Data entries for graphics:
━━━━━━━━━━━━━━━━━━━━━━━━━━━━━━

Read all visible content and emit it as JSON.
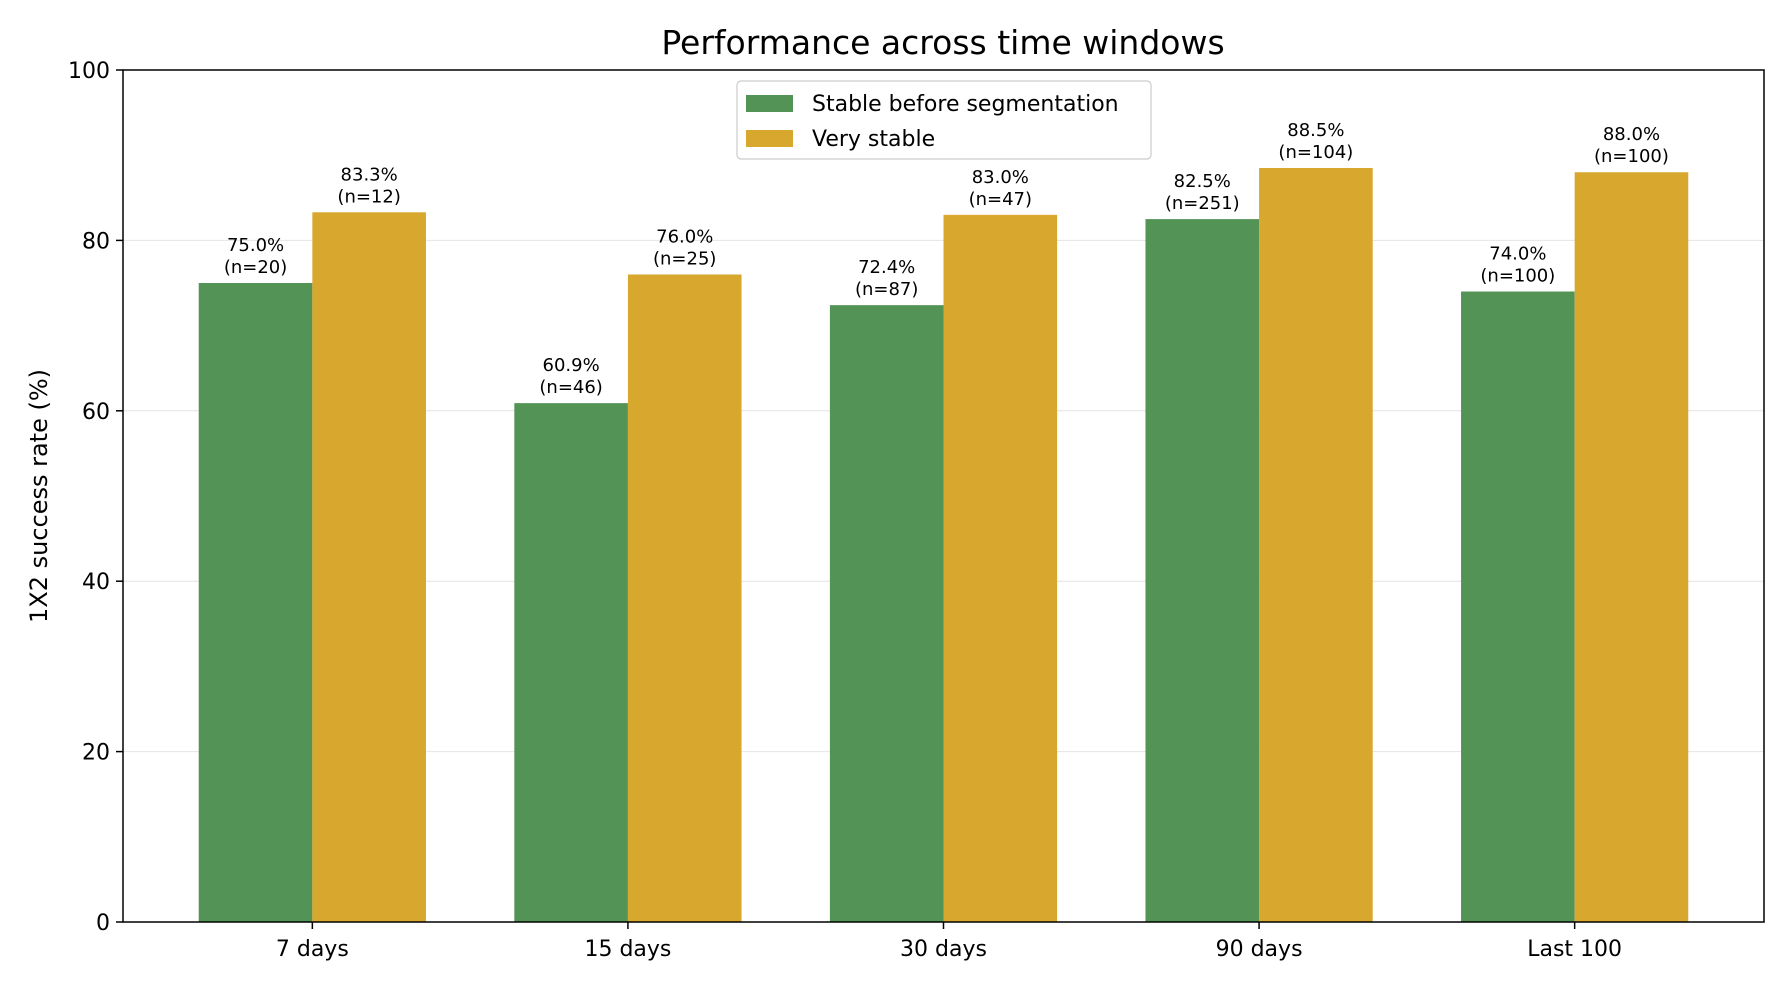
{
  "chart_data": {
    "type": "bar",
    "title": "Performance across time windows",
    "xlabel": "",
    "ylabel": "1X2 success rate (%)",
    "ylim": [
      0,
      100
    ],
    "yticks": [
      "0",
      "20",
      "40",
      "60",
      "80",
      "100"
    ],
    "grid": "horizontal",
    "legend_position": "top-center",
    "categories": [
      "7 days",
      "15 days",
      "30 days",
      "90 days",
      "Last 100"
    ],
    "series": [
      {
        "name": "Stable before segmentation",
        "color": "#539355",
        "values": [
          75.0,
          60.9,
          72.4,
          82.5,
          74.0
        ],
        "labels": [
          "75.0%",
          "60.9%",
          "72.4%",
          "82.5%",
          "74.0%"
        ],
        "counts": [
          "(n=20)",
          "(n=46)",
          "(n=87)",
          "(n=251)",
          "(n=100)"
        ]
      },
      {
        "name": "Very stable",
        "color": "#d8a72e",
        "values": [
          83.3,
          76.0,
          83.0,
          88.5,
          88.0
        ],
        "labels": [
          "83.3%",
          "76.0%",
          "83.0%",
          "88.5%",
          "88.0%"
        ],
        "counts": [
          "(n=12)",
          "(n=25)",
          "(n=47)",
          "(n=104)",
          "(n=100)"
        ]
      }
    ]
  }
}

━━━━━━━━━━━━━━━━━━━━━━━━━━━━━━

What you need to do
Output every entry verbatim. Pictures do not belong in the copy.

Final result
Read all visible content and emit it as JSON.
{
  "chart_data": {
    "type": "bar",
    "title": "Performance across time windows",
    "xlabel": "",
    "ylabel": "1X2 success rate (%)",
    "ylim": [
      0,
      100
    ],
    "yticks": [
      "0",
      "20",
      "40",
      "60",
      "80",
      "100"
    ],
    "grid": "horizontal",
    "legend_position": "top-center",
    "categories": [
      "7 days",
      "15 days",
      "30 days",
      "90 days",
      "Last 100"
    ],
    "series": [
      {
        "name": "Stable before segmentation",
        "color": "#539355",
        "values": [
          75.0,
          60.9,
          72.4,
          82.5,
          74.0
        ],
        "labels": [
          "75.0%",
          "60.9%",
          "72.4%",
          "82.5%",
          "74.0%"
        ],
        "counts": [
          "(n=20)",
          "(n=46)",
          "(n=87)",
          "(n=251)",
          "(n=100)"
        ]
      },
      {
        "name": "Very stable",
        "color": "#d8a72e",
        "values": [
          83.3,
          76.0,
          83.0,
          88.5,
          88.0
        ],
        "labels": [
          "83.3%",
          "76.0%",
          "83.0%",
          "88.5%",
          "88.0%"
        ],
        "counts": [
          "(n=12)",
          "(n=25)",
          "(n=47)",
          "(n=104)",
          "(n=100)"
        ]
      }
    ]
  }
}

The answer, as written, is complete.